(Data listing)
━━━━

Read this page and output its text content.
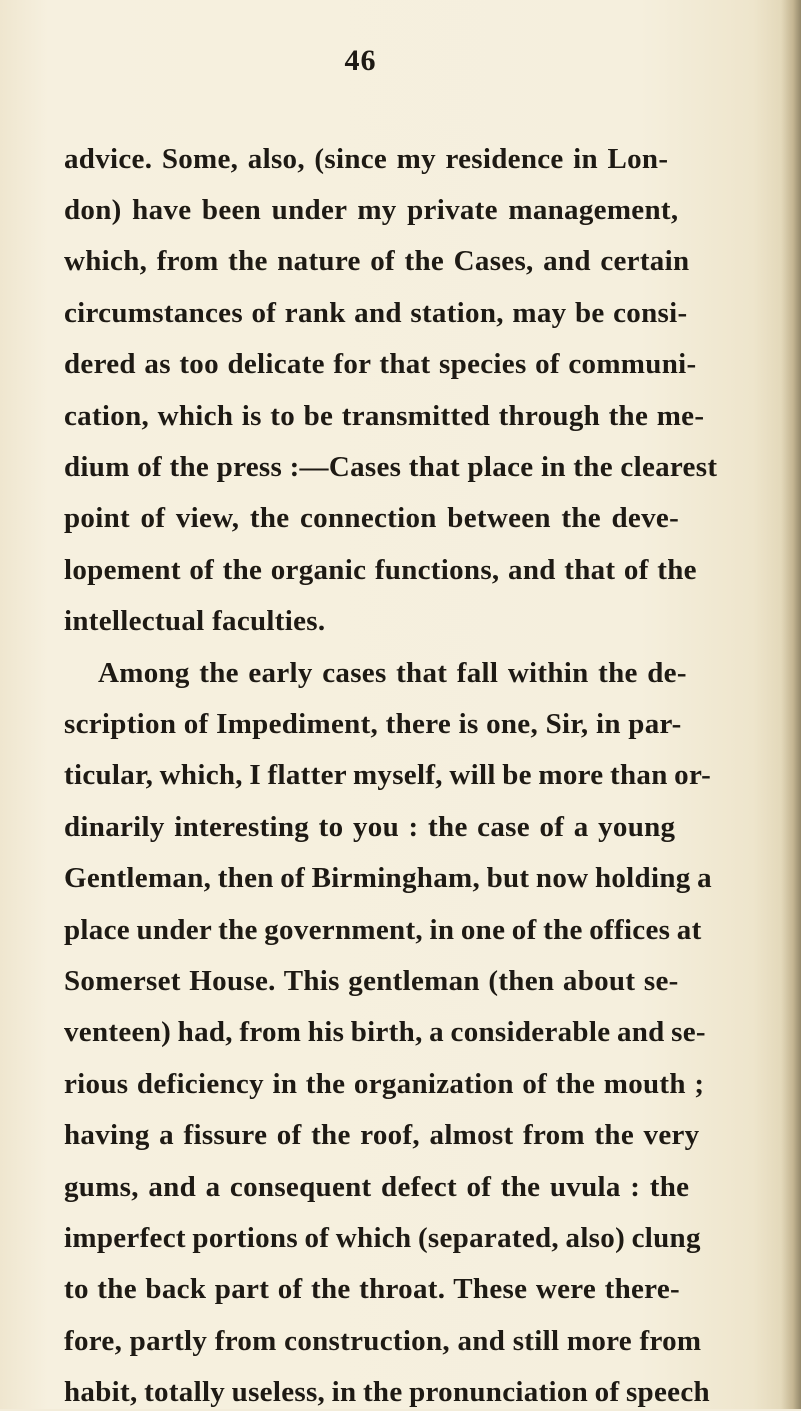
46
advice. Some, also, (since my residence in Lon-
don) have been under my private management,
which, from the nature of the Cases, and certain
circumstances of rank and station, may be consi-
dered as too delicate for that species of communi-
cation, which is to be transmitted through the me-
dium of the press :—Cases that place in the clearest
point of view, the connection between the deve-
lopement of the organic functions, and that of the
intellectual faculties.
Among the early cases that fall within the de-
scription of Impediment, there is one, Sir, in par-
ticular, which, I flatter myself, will be more than or-
dinarily interesting to you : the case of a young
Gentleman, then of Birmingham, but now holding a
place under the government, in one of the offices at
Somerset House. This gentleman (then about se-
venteen) had, from his birth, a considerable and se-
rious deficiency in the organization of the mouth ;
having a fissure of the roof, almost from the very
gums, and a consequent defect of the uvula : the
imperfect portions of which (separated, also) clung
to the back part of the throat. These were there-
fore, partly from construction, and still more from
habit, totally useless, in the pronunciation of speech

━━━━

* [What to produce]:
Among the lines of the material, find those that hold the word "more" and copy them.

* [Answer]:
ticular, which, I flatter myself, will be more than or-
fore, partly from construction, and still more from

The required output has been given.